> [TASK BRIEF] Every record below should be printed exactly as it appears.

> [GIVEN RECORDS]
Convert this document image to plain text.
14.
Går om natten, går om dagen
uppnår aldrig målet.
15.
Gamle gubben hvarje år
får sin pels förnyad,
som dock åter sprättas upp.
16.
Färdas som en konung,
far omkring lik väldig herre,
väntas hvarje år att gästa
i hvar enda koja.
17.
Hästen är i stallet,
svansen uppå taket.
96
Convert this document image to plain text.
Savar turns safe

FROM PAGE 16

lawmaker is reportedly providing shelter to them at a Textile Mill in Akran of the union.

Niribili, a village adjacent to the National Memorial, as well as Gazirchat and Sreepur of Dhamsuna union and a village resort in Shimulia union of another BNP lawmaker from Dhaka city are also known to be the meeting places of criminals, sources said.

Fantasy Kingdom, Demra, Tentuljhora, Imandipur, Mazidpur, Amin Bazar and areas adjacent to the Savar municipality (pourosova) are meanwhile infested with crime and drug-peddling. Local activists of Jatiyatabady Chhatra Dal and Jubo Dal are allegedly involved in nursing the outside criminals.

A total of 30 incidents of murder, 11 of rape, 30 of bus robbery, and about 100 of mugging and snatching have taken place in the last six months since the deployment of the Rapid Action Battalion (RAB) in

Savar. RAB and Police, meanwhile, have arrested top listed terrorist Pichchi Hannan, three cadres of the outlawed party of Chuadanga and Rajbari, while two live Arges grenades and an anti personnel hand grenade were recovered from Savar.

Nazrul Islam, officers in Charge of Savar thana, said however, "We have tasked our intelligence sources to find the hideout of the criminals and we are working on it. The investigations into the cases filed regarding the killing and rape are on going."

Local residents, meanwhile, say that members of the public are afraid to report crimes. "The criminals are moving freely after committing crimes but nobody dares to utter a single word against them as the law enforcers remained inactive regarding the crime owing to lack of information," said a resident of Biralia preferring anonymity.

> [ANSWER TO THE TASK]
Convert this document image to plain text.
14.
Går om natten, går om dagen
uppnår aldrig målet.
15.
Gamle gubben hvarje år
får sin pels förnyad,
som dock åter sprättas upp.
16.
Färdas som en konung,
far omkring lik väldig herre,
väntas hvarje år att gästa
i hvar enda koja.
17.
Hästen är i stallet,
svansen uppå taket.
96
Convert this document image to plain text.
Savar turns safe

FROM PAGE 16

lawmaker is reportedly providing shelter to them at a Textile Mill in Akran of the union.

Niribili, a village adjacent to the National Memorial, as well as Gazirchat and Sreepur of Dhamsuna union and a village resort in Shimulia union of another BNP lawmaker from Dhaka city are also known to be the meeting places of criminals, sources said.

Fantasy Kingdom, Demra, Tentuljhora, Imandipur, Mazidpur, Amin Bazar and areas adjacent to the Savar municipality (pourosova) are meanwhile infested with crime and drug-peddling. Local activists of Jatiyatabady Chhatra Dal and Jubo Dal are allegedly involved in nursing the outside criminals.

A total of 30 incidents of murder, 11 of rape, 30 of bus robbery, and about 100 of mugging and snatching have taken place in the last six months since the deployment of the Rapid Action Battalion (RAB) in

Savar. RAB and Police, meanwhile, have arrested top listed terrorist Pichchi Hannan, three cadres of the outlawed party of Chuadanga and Rajbari, while two live Arges grenades and an anti personnel hand grenade were recovered from Savar.

Nazrul Islam, officers in Charge of Savar thana, said however, "We have tasked our intelligence sources to find the hideout of the criminals and we are working on it. The investigations into the cases filed regarding the killing and rape are on going."

Local residents, meanwhile, say that members of the public are afraid to report crimes. "The criminals are moving freely after committing crimes but nobody dares to utter a single word against them as the law enforcers remained inactive regarding the crime owing to lack of information," said a resident of Biralia preferring anonymity.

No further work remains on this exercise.